** WHAT TO DO **
Leaving out every picture, quote the data below exactly as it appears.

** DATA SUPPLIED **
══════════════════════════════

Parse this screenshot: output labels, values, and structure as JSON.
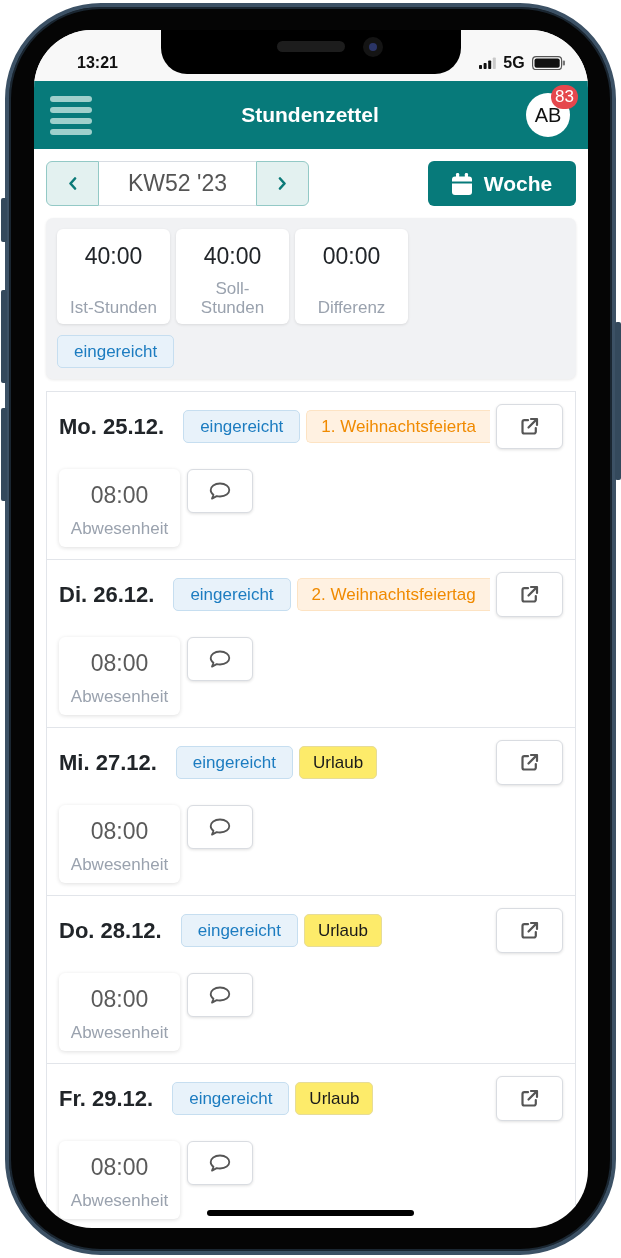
{
  "status_bar": {
    "time": "13:21",
    "network": "5G"
  },
  "header": {
    "title": "Stundenzettel",
    "avatar": {
      "initials": "AB",
      "badge": "83"
    }
  },
  "week_nav": {
    "week": "KW52 '23",
    "view_button": "Woche"
  },
  "summary": {
    "stats": [
      {
        "value": "40:00",
        "label": "Ist-Stunden"
      },
      {
        "value": "40:00",
        "label": "Soll-Stunden"
      },
      {
        "value": "00:00",
        "label": "Differenz"
      }
    ],
    "tags": [
      {
        "label": "eingereicht",
        "kind": "status"
      }
    ]
  },
  "days": [
    {
      "date": "Mo. 25.12.",
      "tags": [
        {
          "label": "eingereicht",
          "kind": "status"
        },
        {
          "label": "1. Weihnachtsfeierta",
          "kind": "holiday"
        }
      ],
      "entries": [
        {
          "value": "08:00",
          "label": "Abwesenheit"
        }
      ]
    },
    {
      "date": "Di. 26.12.",
      "tags": [
        {
          "label": "eingereicht",
          "kind": "status"
        },
        {
          "label": "2. Weihnachtsfeiertag",
          "kind": "holiday"
        }
      ],
      "entries": [
        {
          "value": "08:00",
          "label": "Abwesenheit"
        }
      ]
    },
    {
      "date": "Mi. 27.12.",
      "tags": [
        {
          "label": "eingereicht",
          "kind": "status"
        },
        {
          "label": "Urlaub",
          "kind": "vacation"
        }
      ],
      "entries": [
        {
          "value": "08:00",
          "label": "Abwesenheit"
        }
      ]
    },
    {
      "date": "Do. 28.12.",
      "tags": [
        {
          "label": "eingereicht",
          "kind": "status"
        },
        {
          "label": "Urlaub",
          "kind": "vacation"
        }
      ],
      "entries": [
        {
          "value": "08:00",
          "label": "Abwesenheit"
        }
      ]
    },
    {
      "date": "Fr. 29.12.",
      "tags": [
        {
          "label": "eingereicht",
          "kind": "status"
        },
        {
          "label": "Urlaub",
          "kind": "vacation"
        }
      ],
      "entries": [
        {
          "value": "08:00",
          "label": "Abwesenheit"
        }
      ]
    }
  ]
}
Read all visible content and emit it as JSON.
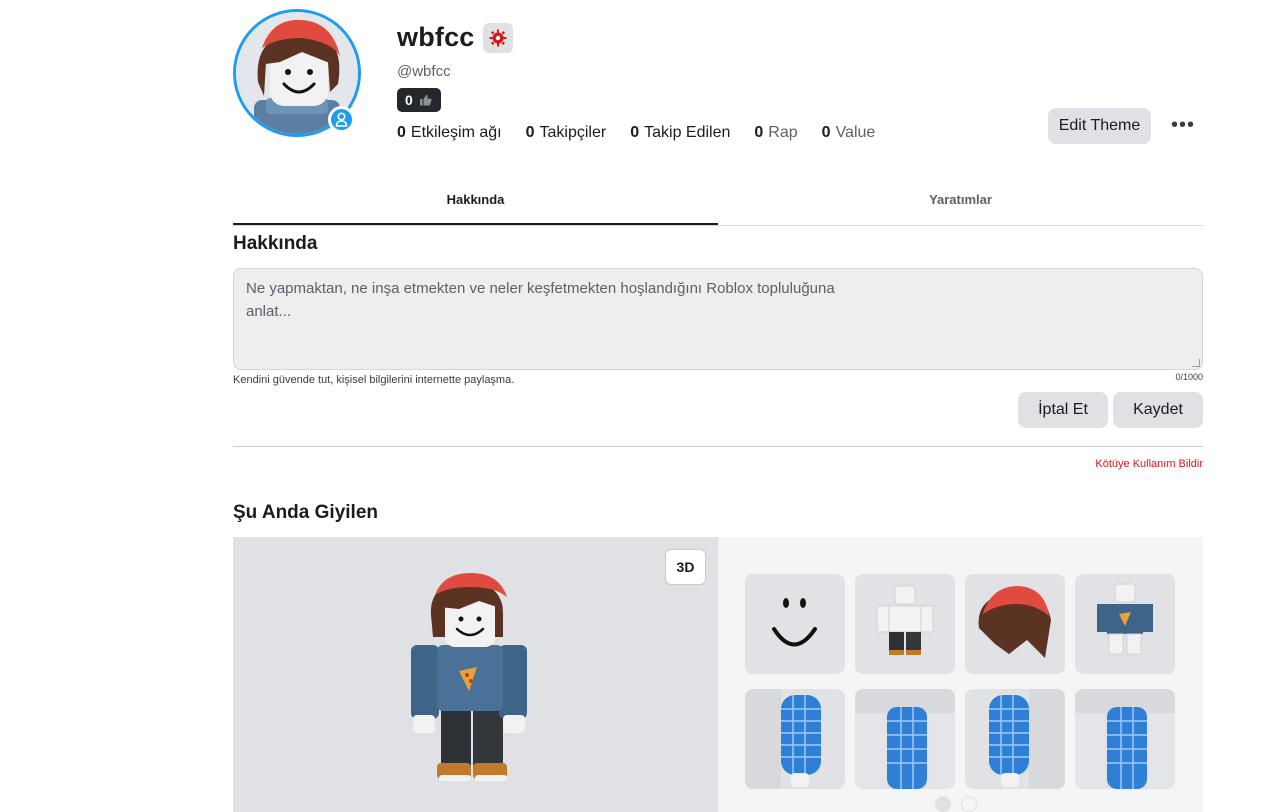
{
  "profile": {
    "display_name": "wbfcc",
    "username": "@wbfcc",
    "reputation": "0",
    "stats": [
      {
        "value": "0",
        "label": "Etkileşim ağı"
      },
      {
        "value": "0",
        "label": "Takipçiler"
      },
      {
        "value": "0",
        "label": "Takip Edilen"
      },
      {
        "value": "0",
        "label": "Rap"
      },
      {
        "value": "0",
        "label": "Value"
      }
    ],
    "edit_theme_label": "Edit Theme",
    "more_label": "•••"
  },
  "tabs": [
    {
      "label": "Hakkında",
      "active": true
    },
    {
      "label": "Yaratımlar",
      "active": false
    }
  ],
  "about": {
    "title": "Hakkında",
    "placeholder": "Ne yapmaktan, ne inşa etmekten ve neler keşfetmekten hoşlandığını Roblox topluluğuna anlat...",
    "safety_note": "Kendini güvende tut, kişisel bilgilerini internette paylaşma.",
    "char_count": "0/1000",
    "cancel_label": "İptal Et",
    "save_label": "Kaydet",
    "report_label": "Kötüye Kullanım Bildir"
  },
  "wearing": {
    "title": "Şu Anda Giyilen",
    "toggle_3d_label": "3D",
    "items": [
      {
        "icon": "face-smile-icon"
      },
      {
        "icon": "pants-outfit-icon"
      },
      {
        "icon": "red-beanie-hair-icon"
      },
      {
        "icon": "pizza-sweater-icon"
      },
      {
        "icon": "left-arm-icon"
      },
      {
        "icon": "left-leg-icon"
      },
      {
        "icon": "right-arm-icon"
      },
      {
        "icon": "right-leg-icon"
      }
    ]
  },
  "colors": {
    "accent": "#1e9cf0",
    "report_red": "#d8161c",
    "hat_red": "#e14b3f"
  }
}
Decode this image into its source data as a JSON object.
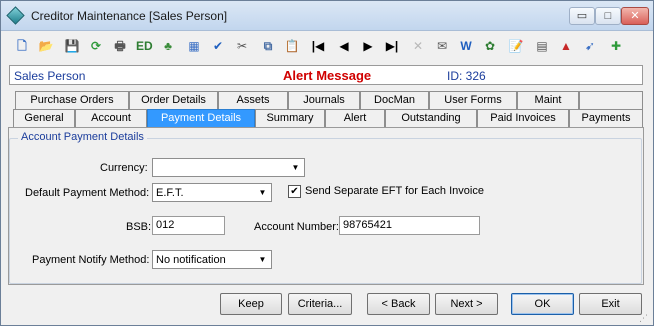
{
  "window": {
    "title": "Creditor Maintenance  [Sales Person]"
  },
  "window_controls": {
    "min": "▭",
    "max": "□",
    "close": "✕"
  },
  "toolbar": {
    "icons": [
      "new-document-icon",
      "open-folder-icon",
      "save-icon",
      "refresh-icon",
      "print-icon",
      "edit-icon",
      "tree-icon",
      "calculator-icon",
      "spellcheck-icon",
      "cut-icon",
      "copy-icon",
      "paste-icon",
      "first-record-icon",
      "previous-record-icon",
      "next-record-icon",
      "last-record-icon",
      "delete-icon",
      "email-icon",
      "word-icon",
      "lookup-icon",
      "notes-icon",
      "calendar-icon",
      "user-icon",
      "tag-icon",
      "add-icon"
    ],
    "glyphs": [
      "🗋",
      "📂",
      "💾",
      "⟳",
      "🖶",
      "ED",
      "♣",
      "▦",
      "✔",
      "✂",
      "⧉",
      "📋",
      "|◀",
      "◀",
      "▶",
      "▶|",
      "✕",
      "✉",
      "W",
      "✿",
      "📝",
      "▤",
      "▲",
      "➹",
      "✚"
    ],
    "colors": [
      "#3a6fc4",
      "#d6a42c",
      "#9a9a9a",
      "#2e9a3a",
      "#555",
      "#2e7d32",
      "#3b8d3b",
      "#3a6fc4",
      "#1f5fbf",
      "#555",
      "#4a6fa5",
      "#c58a1c",
      "#000",
      "#000",
      "#000",
      "#000",
      "#b8b8b8",
      "#555",
      "#1f5fbf",
      "#2e7d32",
      "#c58a1c",
      "#555",
      "#c62828",
      "#3a6fc4",
      "#2e9a3a"
    ]
  },
  "info": {
    "person": "Sales Person",
    "alert": "Alert Message",
    "id": "ID: 326"
  },
  "tabs_row1": [
    "Purchase Orders",
    "Order Details",
    "Assets",
    "Journals",
    "DocMan",
    "User Forms",
    "Maint"
  ],
  "tabs_row2": [
    "General",
    "Account",
    "Payment Details",
    "Summary",
    "Alert",
    "Outstanding",
    "Paid Invoices",
    "Payments"
  ],
  "group": {
    "title": "Account Payment Details"
  },
  "form": {
    "currency_label": "Currency:",
    "currency_value": "",
    "method_label": "Default Payment Method:",
    "method_value": "E.F.T.",
    "separate_eft_label": "Send Separate EFT for Each Invoice",
    "separate_eft_checked": "✔",
    "bsb_label": "BSB:",
    "bsb_value": "012",
    "account_number_label": "Account Number:",
    "account_number_value": "98765421",
    "notify_label": "Payment Notify Method:",
    "notify_value": "No notification",
    "dropdown_arrow": "▼"
  },
  "buttons": {
    "keep": "Keep",
    "criteria": "Criteria...",
    "back": "< Back",
    "next": "Next >",
    "ok": "OK",
    "exit": "Exit"
  },
  "grip": "⋰"
}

══════════════════════════════

** ANSWER TO THIS PROBLEM **
Parse this screenshot: output labels, values, and structure as JSON.
{
  "status_bar": {
    "time": "13:21",
    "network": "5G"
  },
  "header": {
    "title": "Stundenzettel",
    "avatar": {
      "initials": "AB",
      "badge": "83"
    }
  },
  "week_nav": {
    "week": "KW52 '23",
    "view_button": "Woche"
  },
  "summary": {
    "stats": [
      {
        "value": "40:00",
        "label": "Ist-Stunden"
      },
      {
        "value": "40:00",
        "label": "Soll-Stunden"
      },
      {
        "value": "00:00",
        "label": "Differenz"
      }
    ],
    "tags": [
      {
        "label": "eingereicht",
        "kind": "status"
      }
    ]
  },
  "days": [
    {
      "date": "Mo. 25.12.",
      "tags": [
        {
          "label": "eingereicht",
          "kind": "status"
        },
        {
          "label": "1. Weihnachtsfeierta",
          "kind": "holiday"
        }
      ],
      "entries": [
        {
          "value": "08:00",
          "label": "Abwesenheit"
        }
      ]
    },
    {
      "date": "Di. 26.12.",
      "tags": [
        {
          "label": "eingereicht",
          "kind": "status"
        },
        {
          "label": "2. Weihnachtsfeiertag",
          "kind": "holiday"
        }
      ],
      "entries": [
        {
          "value": "08:00",
          "label": "Abwesenheit"
        }
      ]
    },
    {
      "date": "Mi. 27.12.",
      "tags": [
        {
          "label": "eingereicht",
          "kind": "status"
        },
        {
          "label": "Urlaub",
          "kind": "vacation"
        }
      ],
      "entries": [
        {
          "value": "08:00",
          "label": "Abwesenheit"
        }
      ]
    },
    {
      "date": "Do. 28.12.",
      "tags": [
        {
          "label": "eingereicht",
          "kind": "status"
        },
        {
          "label": "Urlaub",
          "kind": "vacation"
        }
      ],
      "entries": [
        {
          "value": "08:00",
          "label": "Abwesenheit"
        }
      ]
    },
    {
      "date": "Fr. 29.12.",
      "tags": [
        {
          "label": "eingereicht",
          "kind": "status"
        },
        {
          "label": "Urlaub",
          "kind": "vacation"
        }
      ],
      "entries": [
        {
          "value": "08:00",
          "label": "Abwesenheit"
        }
      ]
    }
  ]
}
Read all visible content and emit it as JSON.
{
  "profile": {
    "display_name": "wbfcc",
    "username": "@wbfcc",
    "reputation": "0",
    "stats": [
      {
        "value": "0",
        "label": "Etkileşim ağı"
      },
      {
        "value": "0",
        "label": "Takipçiler"
      },
      {
        "value": "0",
        "label": "Takip Edilen"
      },
      {
        "value": "0",
        "label": "Rap"
      },
      {
        "value": "0",
        "label": "Value"
      }
    ],
    "edit_theme_label": "Edit Theme",
    "more_label": "•••"
  },
  "tabs": [
    {
      "label": "Hakkında",
      "active": true
    },
    {
      "label": "Yaratımlar",
      "active": false
    }
  ],
  "about": {
    "title": "Hakkında",
    "placeholder": "Ne yapmaktan, ne inşa etmekten ve neler keşfetmekten hoşlandığını Roblox topluluğuna anlat...",
    "safety_note": "Kendini güvende tut, kişisel bilgilerini internette paylaşma.",
    "char_count": "0/1000",
    "cancel_label": "İptal Et",
    "save_label": "Kaydet",
    "report_label": "Kötüye Kullanım Bildir"
  },
  "wearing": {
    "title": "Şu Anda Giyilen",
    "toggle_3d_label": "3D",
    "items": [
      {
        "icon": "face-smile-icon"
      },
      {
        "icon": "pants-outfit-icon"
      },
      {
        "icon": "red-beanie-hair-icon"
      },
      {
        "icon": "pizza-sweater-icon"
      },
      {
        "icon": "left-arm-icon"
      },
      {
        "icon": "left-leg-icon"
      },
      {
        "icon": "right-arm-icon"
      },
      {
        "icon": "right-leg-icon"
      }
    ]
  },
  "colors": {
    "accent": "#1e9cf0",
    "report_red": "#d8161c",
    "hat_red": "#e14b3f"
  }
}
Decode this image into its source data as a JSON object.
{
  "window": {
    "title": "Creditor Maintenance  [Sales Person]"
  },
  "window_controls": {
    "min": "▭",
    "max": "□",
    "close": "✕"
  },
  "toolbar": {
    "icons": [
      "new-document-icon",
      "open-folder-icon",
      "save-icon",
      "refresh-icon",
      "print-icon",
      "edit-icon",
      "tree-icon",
      "calculator-icon",
      "spellcheck-icon",
      "cut-icon",
      "copy-icon",
      "paste-icon",
      "first-record-icon",
      "previous-record-icon",
      "next-record-icon",
      "last-record-icon",
      "delete-icon",
      "email-icon",
      "word-icon",
      "lookup-icon",
      "notes-icon",
      "calendar-icon",
      "user-icon",
      "tag-icon",
      "add-icon"
    ],
    "glyphs": [
      "🗋",
      "📂",
      "💾",
      "⟳",
      "🖶",
      "ED",
      "♣",
      "▦",
      "✔",
      "✂",
      "⧉",
      "📋",
      "|◀",
      "◀",
      "▶",
      "▶|",
      "✕",
      "✉",
      "W",
      "✿",
      "📝",
      "▤",
      "▲",
      "➹",
      "✚"
    ],
    "colors": [
      "#3a6fc4",
      "#d6a42c",
      "#9a9a9a",
      "#2e9a3a",
      "#555",
      "#2e7d32",
      "#3b8d3b",
      "#3a6fc4",
      "#1f5fbf",
      "#555",
      "#4a6fa5",
      "#c58a1c",
      "#000",
      "#000",
      "#000",
      "#000",
      "#b8b8b8",
      "#555",
      "#1f5fbf",
      "#2e7d32",
      "#c58a1c",
      "#555",
      "#c62828",
      "#3a6fc4",
      "#2e9a3a"
    ]
  },
  "info": {
    "person": "Sales Person",
    "alert": "Alert Message",
    "id": "ID: 326"
  },
  "tabs_row1": [
    "Purchase Orders",
    "Order Details",
    "Assets",
    "Journals",
    "DocMan",
    "User Forms",
    "Maint"
  ],
  "tabs_row2": [
    "General",
    "Account",
    "Payment Details",
    "Summary",
    "Alert",
    "Outstanding",
    "Paid Invoices",
    "Payments"
  ],
  "group": {
    "title": "Account Payment Details"
  },
  "form": {
    "currency_label": "Currency:",
    "currency_value": "",
    "method_label": "Default Payment Method:",
    "method_value": "E.F.T.",
    "separate_eft_label": "Send Separate EFT for Each Invoice",
    "separate_eft_checked": "✔",
    "bsb_label": "BSB:",
    "bsb_value": "012",
    "account_number_label": "Account Number:",
    "account_number_value": "98765421",
    "notify_label": "Payment Notify Method:",
    "notify_value": "No notification",
    "dropdown_arrow": "▼"
  },
  "buttons": {
    "keep": "Keep",
    "criteria": "Criteria...",
    "back": "< Back",
    "next": "Next >",
    "ok": "OK",
    "exit": "Exit"
  },
  "grip": "⋰"
}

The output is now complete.